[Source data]
━━━━━━━━
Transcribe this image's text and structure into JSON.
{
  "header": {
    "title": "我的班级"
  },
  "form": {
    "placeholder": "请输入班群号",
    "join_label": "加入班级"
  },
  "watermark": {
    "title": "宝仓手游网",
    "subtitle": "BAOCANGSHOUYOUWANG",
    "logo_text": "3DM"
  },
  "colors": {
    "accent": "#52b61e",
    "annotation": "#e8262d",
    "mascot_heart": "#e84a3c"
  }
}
━━━━━━━━
- **WHAT IS NEEDED**
Copy every line exactly. Leave nothing out.

- **OUTPUT OF THE EXERCISE**
Transcribe this image's text and structure into JSON.
{
  "header": {
    "title": "我的班级"
  },
  "form": {
    "placeholder": "请输入班群号",
    "join_label": "加入班级"
  },
  "watermark": {
    "title": "宝仓手游网",
    "subtitle": "BAOCANGSHOUYOUWANG",
    "logo_text": "3DM"
  },
  "colors": {
    "accent": "#52b61e",
    "annotation": "#e8262d",
    "mascot_heart": "#e84a3c"
  }
}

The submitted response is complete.